Would you transcribe the listing that follows, character for character, and omit its images?
=== Material to process ===
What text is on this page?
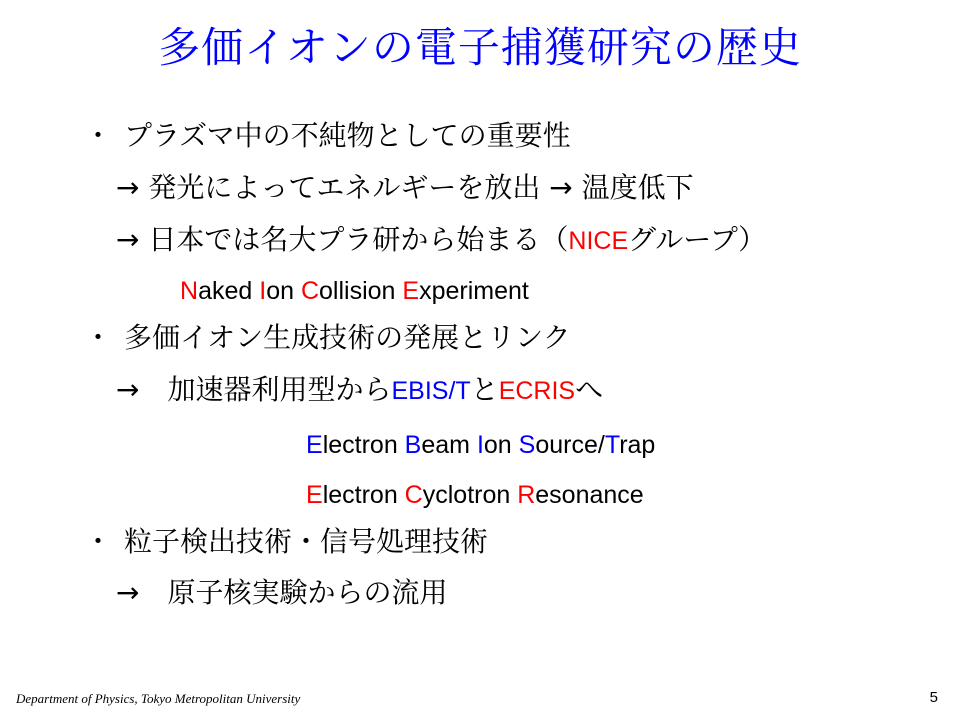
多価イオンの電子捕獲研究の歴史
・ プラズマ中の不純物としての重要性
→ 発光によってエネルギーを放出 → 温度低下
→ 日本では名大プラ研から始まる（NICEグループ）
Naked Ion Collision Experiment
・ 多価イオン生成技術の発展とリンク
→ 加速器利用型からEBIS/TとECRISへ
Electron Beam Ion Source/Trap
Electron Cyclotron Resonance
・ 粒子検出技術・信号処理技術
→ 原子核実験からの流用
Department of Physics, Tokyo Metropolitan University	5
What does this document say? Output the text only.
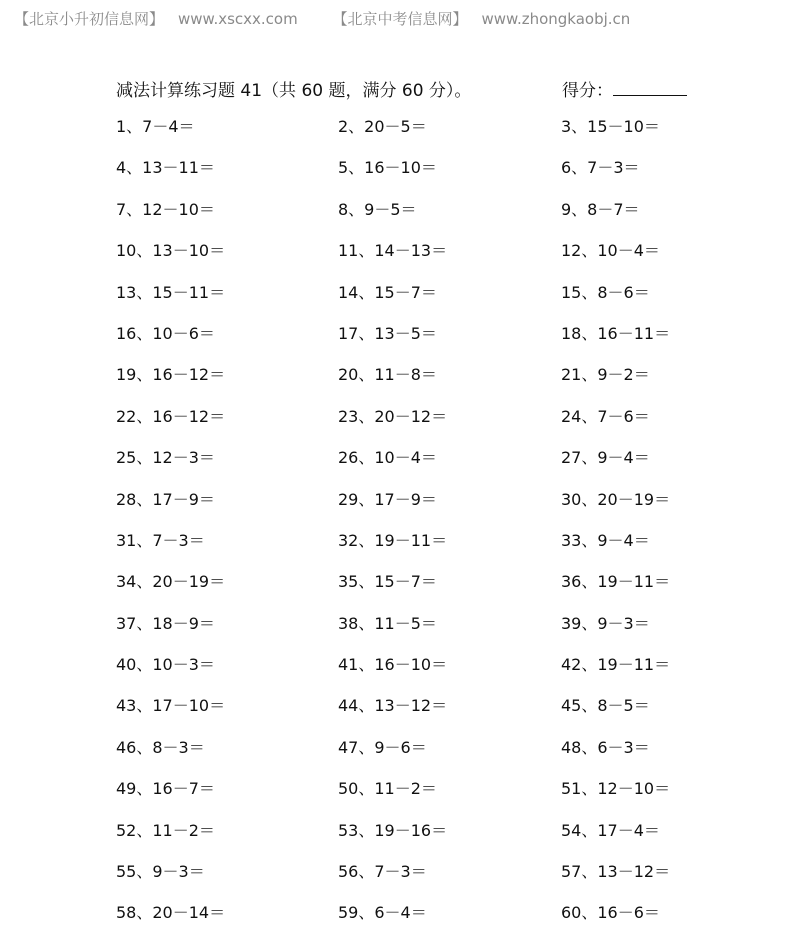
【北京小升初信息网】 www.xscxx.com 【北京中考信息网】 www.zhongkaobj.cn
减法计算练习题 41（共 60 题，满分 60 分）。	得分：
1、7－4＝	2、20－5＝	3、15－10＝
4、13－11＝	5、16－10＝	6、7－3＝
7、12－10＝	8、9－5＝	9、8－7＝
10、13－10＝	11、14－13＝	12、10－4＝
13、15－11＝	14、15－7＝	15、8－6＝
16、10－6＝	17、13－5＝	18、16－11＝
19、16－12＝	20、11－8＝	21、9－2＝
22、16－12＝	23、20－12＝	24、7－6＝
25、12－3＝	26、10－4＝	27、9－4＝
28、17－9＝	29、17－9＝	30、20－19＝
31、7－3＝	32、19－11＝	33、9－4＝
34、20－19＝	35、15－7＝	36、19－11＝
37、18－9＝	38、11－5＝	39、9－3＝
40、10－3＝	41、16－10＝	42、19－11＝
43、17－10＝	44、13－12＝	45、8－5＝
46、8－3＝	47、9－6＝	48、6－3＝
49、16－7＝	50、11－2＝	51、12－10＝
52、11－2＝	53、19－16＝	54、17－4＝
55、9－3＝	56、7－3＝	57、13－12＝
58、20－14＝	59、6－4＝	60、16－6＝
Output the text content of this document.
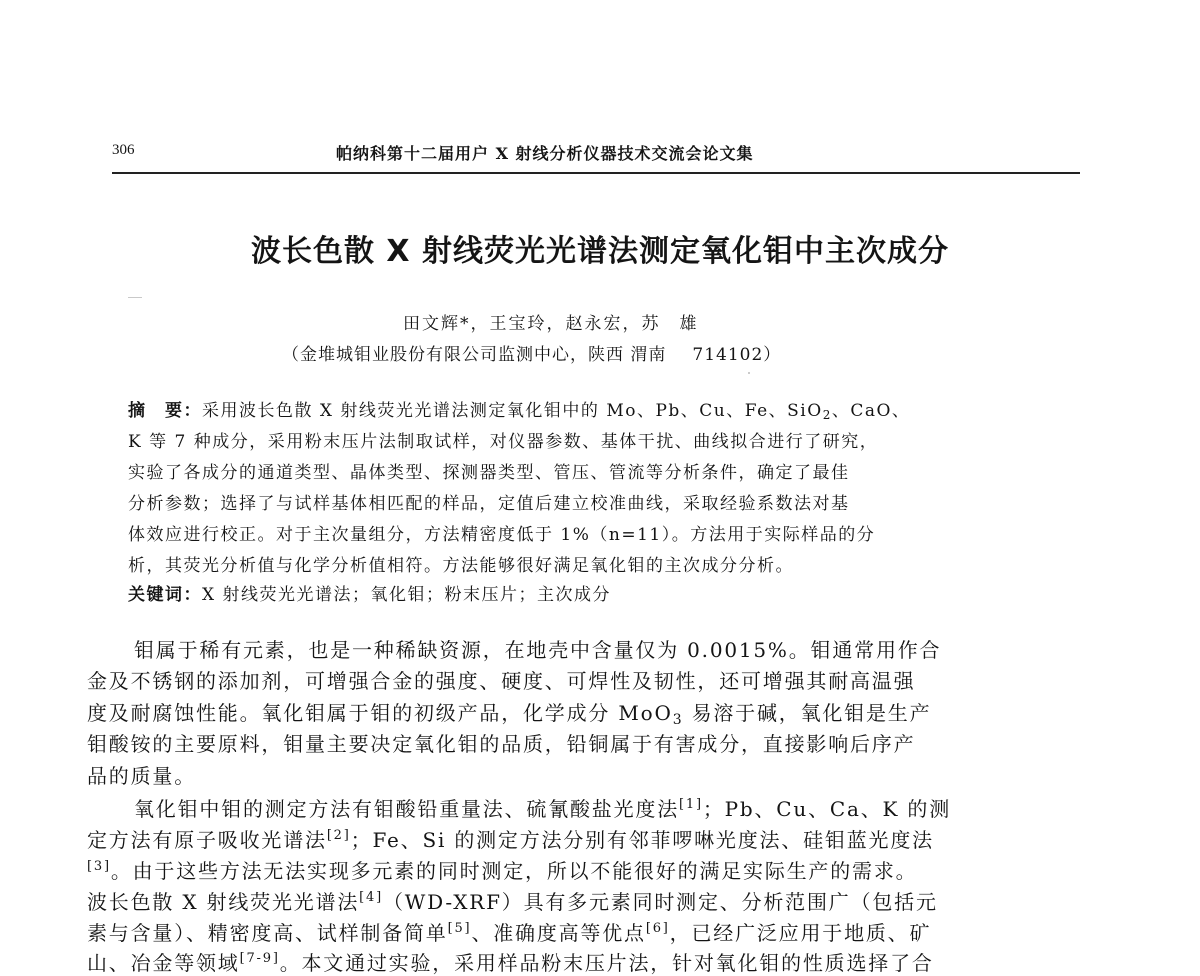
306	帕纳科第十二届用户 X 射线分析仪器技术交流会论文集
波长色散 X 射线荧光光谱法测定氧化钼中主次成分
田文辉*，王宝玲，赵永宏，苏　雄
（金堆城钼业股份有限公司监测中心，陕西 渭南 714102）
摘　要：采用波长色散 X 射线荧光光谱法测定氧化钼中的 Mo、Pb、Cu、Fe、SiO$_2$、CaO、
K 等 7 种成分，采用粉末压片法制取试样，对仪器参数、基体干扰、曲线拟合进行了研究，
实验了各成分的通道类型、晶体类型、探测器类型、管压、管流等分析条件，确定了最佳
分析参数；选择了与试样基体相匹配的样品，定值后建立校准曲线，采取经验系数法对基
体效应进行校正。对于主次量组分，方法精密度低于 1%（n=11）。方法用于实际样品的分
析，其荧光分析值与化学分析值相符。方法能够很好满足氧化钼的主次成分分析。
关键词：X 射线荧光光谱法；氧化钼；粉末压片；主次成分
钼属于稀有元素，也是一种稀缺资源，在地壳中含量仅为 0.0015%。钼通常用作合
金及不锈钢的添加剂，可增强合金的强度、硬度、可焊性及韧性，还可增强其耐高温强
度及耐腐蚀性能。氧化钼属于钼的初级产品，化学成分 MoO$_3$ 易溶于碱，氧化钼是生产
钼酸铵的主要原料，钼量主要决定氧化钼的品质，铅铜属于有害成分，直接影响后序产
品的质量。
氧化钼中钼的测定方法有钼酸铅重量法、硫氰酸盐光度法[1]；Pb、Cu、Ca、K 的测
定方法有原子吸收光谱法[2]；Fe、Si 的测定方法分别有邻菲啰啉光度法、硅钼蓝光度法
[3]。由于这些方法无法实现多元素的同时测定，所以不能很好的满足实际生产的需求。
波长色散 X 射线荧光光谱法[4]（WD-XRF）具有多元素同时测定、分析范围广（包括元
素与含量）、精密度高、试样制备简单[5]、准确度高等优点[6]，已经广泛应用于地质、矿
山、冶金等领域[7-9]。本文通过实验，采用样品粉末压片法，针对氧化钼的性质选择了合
===
» Complete output
What text is on this page?
多価イオンの電子捕獲研究の歴史
・ プラズマ中の不純物としての重要性
→ 発光によってエネルギーを放出 → 温度低下
→ 日本では名大プラ研から始まる（NICEグループ）
Naked Ion Collision Experiment
・ 多価イオン生成技術の発展とリンク
→ 加速器利用型からEBIS/TとECRISへ
Electron Beam Ion Source/Trap
Electron Cyclotron Resonance
・ 粒子検出技術・信号処理技術
→ 原子核実験からの流用
Department of Physics, Tokyo Metropolitan University	5
What does this document say? Output the text only.
【北京小升初信息网】 www.xscxx.com 【北京中考信息网】 www.zhongkaobj.cn
减法计算练习题 41（共 60 题，满分 60 分）。	得分：
1、7－4＝	2、20－5＝	3、15－10＝
4、13－11＝	5、16－10＝	6、7－3＝
7、12－10＝	8、9－5＝	9、8－7＝
10、13－10＝	11、14－13＝	12、10－4＝
13、15－11＝	14、15－7＝	15、8－6＝
16、10－6＝	17、13－5＝	18、16－11＝
19、16－12＝	20、11－8＝	21、9－2＝
22、16－12＝	23、20－12＝	24、7－6＝
25、12－3＝	26、10－4＝	27、9－4＝
28、17－9＝	29、17－9＝	30、20－19＝
31、7－3＝	32、19－11＝	33、9－4＝
34、20－19＝	35、15－7＝	36、19－11＝
37、18－9＝	38、11－5＝	39、9－3＝
40、10－3＝	41、16－10＝	42、19－11＝
43、17－10＝	44、13－12＝	45、8－5＝
46、8－3＝	47、9－6＝	48、6－3＝
49、16－7＝	50、11－2＝	51、12－10＝
52、11－2＝	53、19－16＝	54、17－4＝
55、9－3＝	56、7－3＝	57、13－12＝
58、20－14＝	59、6－4＝	60、16－6＝
Output the text content of this document.
306	帕纳科第十二届用户 X 射线分析仪器技术交流会论文集
波长色散 X 射线荧光光谱法测定氧化钼中主次成分
田文辉*，王宝玲，赵永宏，苏　雄
（金堆城钼业股份有限公司监测中心，陕西 渭南 714102）
摘　要：采用波长色散 X 射线荧光光谱法测定氧化钼中的 Mo、Pb、Cu、Fe、SiO$_2$、CaO、
K 等 7 种成分，采用粉末压片法制取试样，对仪器参数、基体干扰、曲线拟合进行了研究，
实验了各成分的通道类型、晶体类型、探测器类型、管压、管流等分析条件，确定了最佳
分析参数；选择了与试样基体相匹配的样品，定值后建立校准曲线，采取经验系数法对基
体效应进行校正。对于主次量组分，方法精密度低于 1%（n=11）。方法用于实际样品的分
析，其荧光分析值与化学分析值相符。方法能够很好满足氧化钼的主次成分分析。
关键词：X 射线荧光光谱法；氧化钼；粉末压片；主次成分
钼属于稀有元素，也是一种稀缺资源，在地壳中含量仅为 0.0015%。钼通常用作合
金及不锈钢的添加剂，可增强合金的强度、硬度、可焊性及韧性，还可增强其耐高温强
度及耐腐蚀性能。氧化钼属于钼的初级产品，化学成分 MoO$_3$ 易溶于碱，氧化钼是生产
钼酸铵的主要原料，钼量主要决定氧化钼的品质，铅铜属于有害成分，直接影响后序产
品的质量。
氧化钼中钼的测定方法有钼酸铅重量法、硫氰酸盐光度法[1]；Pb、Cu、Ca、K 的测
定方法有原子吸收光谱法[2]；Fe、Si 的测定方法分别有邻菲啰啉光度法、硅钼蓝光度法
[3]。由于这些方法无法实现多元素的同时测定，所以不能很好的满足实际生产的需求。
波长色散 X 射线荧光光谱法[4]（WD-XRF）具有多元素同时测定、分析范围广（包括元
素与含量）、精密度高、试样制备简单[5]、准确度高等优点[6]，已经广泛应用于地质、矿
山、冶金等领域[7-9]。本文通过实验，采用样品粉末压片法，针对氧化钼的性质选择了合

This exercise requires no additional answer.